**Given instruction:**
Work out how many lines of the listing hold the string "biji", then answer with that number and nothing else.

----

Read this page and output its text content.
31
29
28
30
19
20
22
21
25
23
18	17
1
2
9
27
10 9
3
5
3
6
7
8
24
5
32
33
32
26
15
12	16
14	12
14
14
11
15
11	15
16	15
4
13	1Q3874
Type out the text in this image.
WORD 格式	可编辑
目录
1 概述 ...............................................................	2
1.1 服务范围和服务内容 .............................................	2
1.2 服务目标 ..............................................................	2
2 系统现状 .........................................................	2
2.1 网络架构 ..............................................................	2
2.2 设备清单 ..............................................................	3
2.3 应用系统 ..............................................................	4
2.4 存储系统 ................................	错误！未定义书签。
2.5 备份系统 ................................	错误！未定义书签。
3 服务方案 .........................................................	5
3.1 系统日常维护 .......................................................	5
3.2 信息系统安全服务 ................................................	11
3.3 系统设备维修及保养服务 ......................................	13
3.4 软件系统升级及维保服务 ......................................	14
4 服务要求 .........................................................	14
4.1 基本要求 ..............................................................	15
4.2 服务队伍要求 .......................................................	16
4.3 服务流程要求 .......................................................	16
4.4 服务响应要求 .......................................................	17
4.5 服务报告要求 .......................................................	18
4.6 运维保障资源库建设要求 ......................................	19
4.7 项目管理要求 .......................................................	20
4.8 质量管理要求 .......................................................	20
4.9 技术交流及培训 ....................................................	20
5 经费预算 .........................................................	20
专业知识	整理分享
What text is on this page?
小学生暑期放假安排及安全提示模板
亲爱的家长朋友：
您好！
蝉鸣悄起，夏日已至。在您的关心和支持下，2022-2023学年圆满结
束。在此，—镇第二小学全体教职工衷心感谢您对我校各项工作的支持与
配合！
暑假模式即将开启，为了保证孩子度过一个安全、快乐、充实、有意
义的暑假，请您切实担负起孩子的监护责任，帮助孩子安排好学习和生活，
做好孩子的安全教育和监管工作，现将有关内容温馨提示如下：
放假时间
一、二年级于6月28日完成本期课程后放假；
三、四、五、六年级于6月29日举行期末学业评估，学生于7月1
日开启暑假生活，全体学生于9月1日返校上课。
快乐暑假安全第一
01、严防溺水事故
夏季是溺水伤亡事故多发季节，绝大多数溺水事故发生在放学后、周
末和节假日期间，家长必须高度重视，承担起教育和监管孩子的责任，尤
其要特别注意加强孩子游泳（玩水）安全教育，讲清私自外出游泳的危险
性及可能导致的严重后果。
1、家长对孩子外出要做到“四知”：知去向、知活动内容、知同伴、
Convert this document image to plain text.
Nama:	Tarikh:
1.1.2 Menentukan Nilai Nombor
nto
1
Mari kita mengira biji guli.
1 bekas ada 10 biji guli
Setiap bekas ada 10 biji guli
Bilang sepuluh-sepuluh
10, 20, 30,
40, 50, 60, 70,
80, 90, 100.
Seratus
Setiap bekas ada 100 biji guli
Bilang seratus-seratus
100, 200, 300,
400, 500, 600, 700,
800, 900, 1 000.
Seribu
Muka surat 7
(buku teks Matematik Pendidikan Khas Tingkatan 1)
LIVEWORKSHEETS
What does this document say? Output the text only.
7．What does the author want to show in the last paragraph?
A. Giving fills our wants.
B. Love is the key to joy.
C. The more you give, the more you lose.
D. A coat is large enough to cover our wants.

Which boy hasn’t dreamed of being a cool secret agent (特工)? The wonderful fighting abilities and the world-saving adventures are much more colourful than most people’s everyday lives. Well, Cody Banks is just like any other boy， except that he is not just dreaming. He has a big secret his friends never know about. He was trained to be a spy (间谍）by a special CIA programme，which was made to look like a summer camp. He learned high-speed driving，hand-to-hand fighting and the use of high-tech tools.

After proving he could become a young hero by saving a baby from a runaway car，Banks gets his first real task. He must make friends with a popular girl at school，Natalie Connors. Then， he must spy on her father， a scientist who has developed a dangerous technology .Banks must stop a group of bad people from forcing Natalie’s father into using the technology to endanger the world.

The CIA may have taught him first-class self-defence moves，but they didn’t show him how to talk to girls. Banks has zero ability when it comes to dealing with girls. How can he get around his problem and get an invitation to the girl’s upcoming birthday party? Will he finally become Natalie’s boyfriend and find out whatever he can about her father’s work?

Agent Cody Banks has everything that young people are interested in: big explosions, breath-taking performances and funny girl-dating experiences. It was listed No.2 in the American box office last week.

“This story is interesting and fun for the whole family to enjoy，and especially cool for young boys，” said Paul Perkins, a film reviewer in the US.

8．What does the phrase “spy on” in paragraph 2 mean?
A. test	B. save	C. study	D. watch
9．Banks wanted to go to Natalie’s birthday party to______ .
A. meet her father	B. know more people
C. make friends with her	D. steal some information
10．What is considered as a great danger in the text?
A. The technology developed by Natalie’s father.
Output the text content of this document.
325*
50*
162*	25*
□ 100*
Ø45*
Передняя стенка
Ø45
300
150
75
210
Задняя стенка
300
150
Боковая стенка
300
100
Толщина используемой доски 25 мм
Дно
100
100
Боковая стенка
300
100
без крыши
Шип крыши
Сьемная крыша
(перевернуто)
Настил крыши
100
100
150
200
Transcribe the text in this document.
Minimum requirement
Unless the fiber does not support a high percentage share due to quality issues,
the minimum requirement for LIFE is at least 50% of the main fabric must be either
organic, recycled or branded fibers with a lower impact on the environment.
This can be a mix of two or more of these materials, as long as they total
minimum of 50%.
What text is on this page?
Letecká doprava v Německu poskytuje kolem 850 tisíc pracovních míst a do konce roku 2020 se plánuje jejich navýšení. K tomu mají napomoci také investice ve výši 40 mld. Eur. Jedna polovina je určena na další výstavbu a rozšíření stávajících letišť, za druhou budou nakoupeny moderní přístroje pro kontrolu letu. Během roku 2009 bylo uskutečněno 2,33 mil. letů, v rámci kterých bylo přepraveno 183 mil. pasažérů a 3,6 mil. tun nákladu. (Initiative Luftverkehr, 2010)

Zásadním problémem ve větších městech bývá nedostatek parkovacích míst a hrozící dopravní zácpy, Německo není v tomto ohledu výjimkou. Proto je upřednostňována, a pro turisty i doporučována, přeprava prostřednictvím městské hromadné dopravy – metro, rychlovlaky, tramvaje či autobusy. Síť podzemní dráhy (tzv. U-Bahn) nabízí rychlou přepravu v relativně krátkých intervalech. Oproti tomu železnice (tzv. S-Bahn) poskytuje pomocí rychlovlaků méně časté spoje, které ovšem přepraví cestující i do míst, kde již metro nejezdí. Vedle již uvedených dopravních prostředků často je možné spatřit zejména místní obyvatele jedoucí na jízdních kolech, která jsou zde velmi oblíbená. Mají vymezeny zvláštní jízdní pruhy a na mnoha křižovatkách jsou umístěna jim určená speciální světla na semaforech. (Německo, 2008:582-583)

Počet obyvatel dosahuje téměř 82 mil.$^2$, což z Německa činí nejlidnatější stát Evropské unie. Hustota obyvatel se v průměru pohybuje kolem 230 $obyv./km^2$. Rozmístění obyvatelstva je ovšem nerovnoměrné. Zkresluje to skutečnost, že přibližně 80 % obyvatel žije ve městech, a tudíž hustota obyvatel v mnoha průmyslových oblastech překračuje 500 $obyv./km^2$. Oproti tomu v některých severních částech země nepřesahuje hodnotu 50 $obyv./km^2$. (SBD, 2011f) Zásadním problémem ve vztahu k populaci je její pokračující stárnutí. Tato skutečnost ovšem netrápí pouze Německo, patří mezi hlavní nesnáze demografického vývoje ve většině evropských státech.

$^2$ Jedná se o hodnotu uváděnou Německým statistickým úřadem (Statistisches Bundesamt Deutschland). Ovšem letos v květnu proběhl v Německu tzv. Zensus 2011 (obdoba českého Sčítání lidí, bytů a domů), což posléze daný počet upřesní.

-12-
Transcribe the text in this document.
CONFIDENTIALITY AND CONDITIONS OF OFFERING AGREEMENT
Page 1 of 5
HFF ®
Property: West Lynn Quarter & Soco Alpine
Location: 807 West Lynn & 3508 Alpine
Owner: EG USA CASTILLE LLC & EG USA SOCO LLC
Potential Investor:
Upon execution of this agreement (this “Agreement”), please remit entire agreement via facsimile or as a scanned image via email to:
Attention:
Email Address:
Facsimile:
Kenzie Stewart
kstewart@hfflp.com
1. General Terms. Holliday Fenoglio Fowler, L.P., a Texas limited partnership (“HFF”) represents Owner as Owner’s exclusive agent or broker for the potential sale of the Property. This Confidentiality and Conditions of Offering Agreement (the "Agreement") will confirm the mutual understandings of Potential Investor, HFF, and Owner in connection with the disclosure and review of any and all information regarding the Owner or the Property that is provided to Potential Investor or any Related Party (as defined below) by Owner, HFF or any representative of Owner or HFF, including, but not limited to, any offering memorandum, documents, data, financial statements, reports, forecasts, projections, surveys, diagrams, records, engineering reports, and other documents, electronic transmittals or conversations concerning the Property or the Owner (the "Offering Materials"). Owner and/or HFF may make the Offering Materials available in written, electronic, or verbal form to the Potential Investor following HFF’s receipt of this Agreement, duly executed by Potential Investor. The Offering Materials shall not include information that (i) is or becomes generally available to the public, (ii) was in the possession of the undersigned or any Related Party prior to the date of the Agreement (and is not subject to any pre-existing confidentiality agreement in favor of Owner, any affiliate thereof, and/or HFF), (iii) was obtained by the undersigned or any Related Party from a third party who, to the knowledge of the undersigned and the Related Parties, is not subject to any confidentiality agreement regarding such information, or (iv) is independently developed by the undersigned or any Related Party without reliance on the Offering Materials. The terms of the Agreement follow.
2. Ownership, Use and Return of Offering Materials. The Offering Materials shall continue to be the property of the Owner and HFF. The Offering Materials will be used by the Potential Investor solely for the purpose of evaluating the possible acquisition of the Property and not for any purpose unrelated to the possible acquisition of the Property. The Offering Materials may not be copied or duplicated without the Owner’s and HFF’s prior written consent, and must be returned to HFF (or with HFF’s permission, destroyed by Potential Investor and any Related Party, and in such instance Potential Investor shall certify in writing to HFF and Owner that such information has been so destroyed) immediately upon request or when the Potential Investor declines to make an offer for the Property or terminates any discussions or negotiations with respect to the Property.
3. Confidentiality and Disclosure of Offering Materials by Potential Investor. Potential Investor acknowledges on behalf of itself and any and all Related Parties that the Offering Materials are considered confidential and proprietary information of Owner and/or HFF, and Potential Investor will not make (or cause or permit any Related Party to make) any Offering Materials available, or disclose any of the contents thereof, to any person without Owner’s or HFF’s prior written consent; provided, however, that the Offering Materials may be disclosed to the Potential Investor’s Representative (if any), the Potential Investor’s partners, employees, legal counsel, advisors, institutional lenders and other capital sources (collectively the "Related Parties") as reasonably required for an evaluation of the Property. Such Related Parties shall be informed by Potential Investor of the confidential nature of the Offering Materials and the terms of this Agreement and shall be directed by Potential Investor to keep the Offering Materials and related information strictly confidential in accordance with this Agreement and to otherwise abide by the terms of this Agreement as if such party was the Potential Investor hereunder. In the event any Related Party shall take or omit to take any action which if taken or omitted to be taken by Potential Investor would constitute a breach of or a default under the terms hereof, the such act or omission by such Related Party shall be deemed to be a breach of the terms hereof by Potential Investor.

----

**Answer for the task:**
4